> **DIRECTION**
In the post about The One and Only Ivan, what lets Bob into Ivan's space?

Wednesday, February 29, 2012

The One and Only Ivan

Ivan is a silverback gorilla.  Stella is an elephant, and Bob is a mutt.  They live together at the Exit 8 Big Top Mall and Video Arcade.  Ivan lives alone in an enclosure.  His cage.  A broken window allows a homeless dog, Bob, access to Ivan's space.  Bob sleeps on Ivan's belly and is his only physical companionship.  In the adjoining cage is Stella, a motherly elephant with a chronic leg injury.

The One and Only Ivan is the story of majestic animals, taken from the wild and put on display for the amusement of humans.  Ivan tells the story.  It is his story to tell.

> **SUPPLIED MATERIAL**
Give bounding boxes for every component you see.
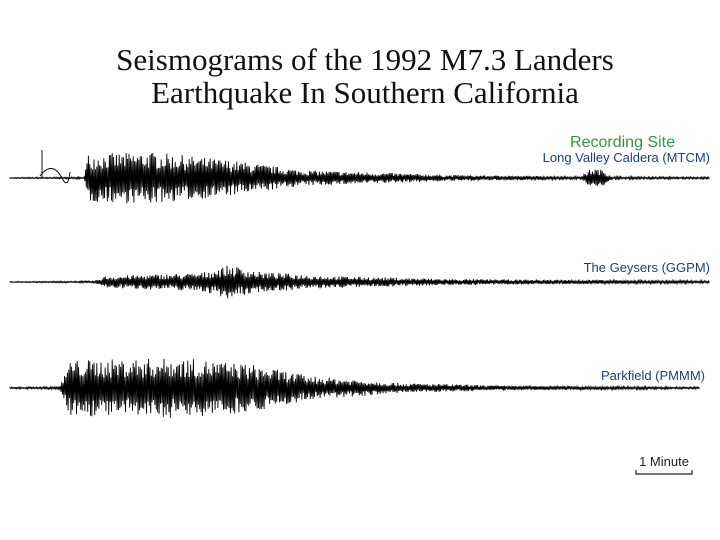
title-line: Seismograms of the 1992 M7.3 Landers [116, 42, 614, 77]
station-label: Long Valley Caldera (MTCM) [543, 150, 710, 165]
seismogram-trace [9, 152, 710, 204]
seismogram-trace [9, 358, 700, 418]
station-label: Parkfield (PMMM) [601, 368, 705, 383]
seismogram-trace [9, 265, 710, 299]
scale-bar [635, 470, 693, 475]
legend-heading: Recording Site [570, 134, 675, 151]
title-line: Earthquake In Southern California [151, 75, 579, 110]
scale-label: 1 Minute [639, 454, 689, 469]
first-arrival [39, 150, 71, 184]
station-label: The Geysers (GGPM) [584, 260, 710, 275]
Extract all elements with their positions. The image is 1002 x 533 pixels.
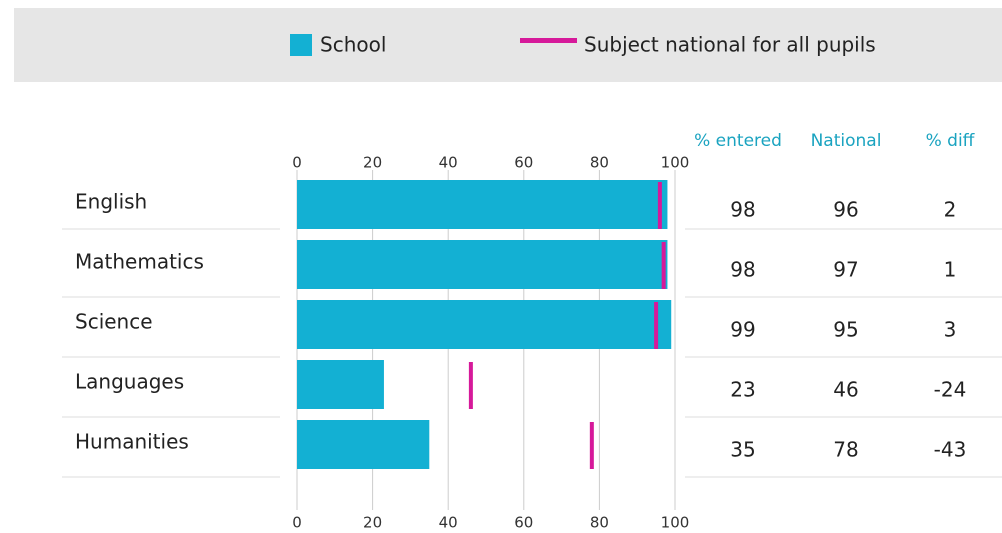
legend-label: Subject national for all pupils [584, 33, 876, 57]
bar [297, 300, 672, 349]
legend-label: School [320, 33, 386, 57]
x-tick-label: 80 [590, 154, 609, 172]
category-label: Languages [75, 370, 184, 394]
legend-swatch [520, 38, 577, 43]
category-label: Science [75, 310, 153, 334]
bar [297, 360, 384, 409]
x-tick-label: 60 [514, 154, 533, 172]
column-header: National [811, 131, 882, 151]
bar [297, 180, 668, 229]
x-tick-label: 20 [363, 154, 382, 172]
table-value: -43 [934, 438, 967, 462]
table-value: 23 [730, 378, 755, 402]
national-marker [468, 362, 473, 409]
table-value: 95 [833, 318, 858, 342]
table-value: 2 [944, 198, 957, 222]
table-value: -24 [934, 378, 967, 402]
column-header: % diff [926, 131, 976, 151]
x-tick-label: 100 [661, 514, 690, 532]
national-marker [589, 422, 594, 469]
x-tick-label: 0 [292, 514, 302, 532]
table-value: 98 [730, 198, 755, 222]
category-label: English [75, 190, 147, 214]
x-tick-label: 0 [292, 154, 302, 172]
legend: School Subject national for all pupils [290, 33, 876, 57]
table-value: 99 [730, 318, 755, 342]
x-tick-label: 20 [363, 514, 382, 532]
legend-box [14, 8, 1002, 82]
table-value: 78 [833, 438, 858, 462]
x-tick-label: 40 [439, 514, 458, 532]
table-value: 46 [833, 378, 858, 402]
x-tick-label: 40 [439, 154, 458, 172]
table-value: 35 [730, 438, 755, 462]
category-label: Humanities [75, 430, 189, 454]
x-tick-label: 60 [514, 514, 533, 532]
bar [297, 240, 668, 289]
x-tick-label: 80 [590, 514, 609, 532]
national-marker [661, 242, 666, 289]
legend-swatch [290, 34, 312, 56]
column-header: % entered [694, 131, 782, 151]
table-value: 1 [944, 258, 957, 282]
category-label: Mathematics [75, 250, 204, 274]
national-marker [657, 182, 662, 229]
national-marker [654, 302, 659, 349]
table-value: 98 [730, 258, 755, 282]
table-value: 96 [833, 198, 858, 222]
bar [297, 420, 430, 469]
table-value: 3 [944, 318, 957, 342]
x-tick-label: 100 [661, 154, 690, 172]
table-value: 97 [833, 258, 858, 282]
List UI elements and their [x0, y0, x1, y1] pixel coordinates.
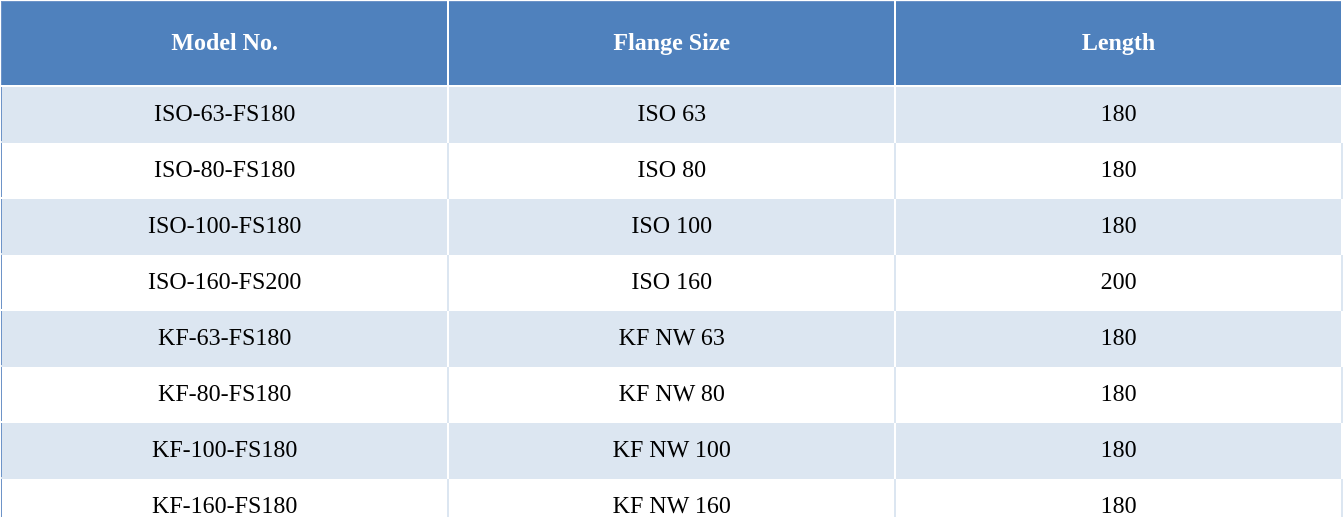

> **COMPLETE OUTPUT**
A broken window.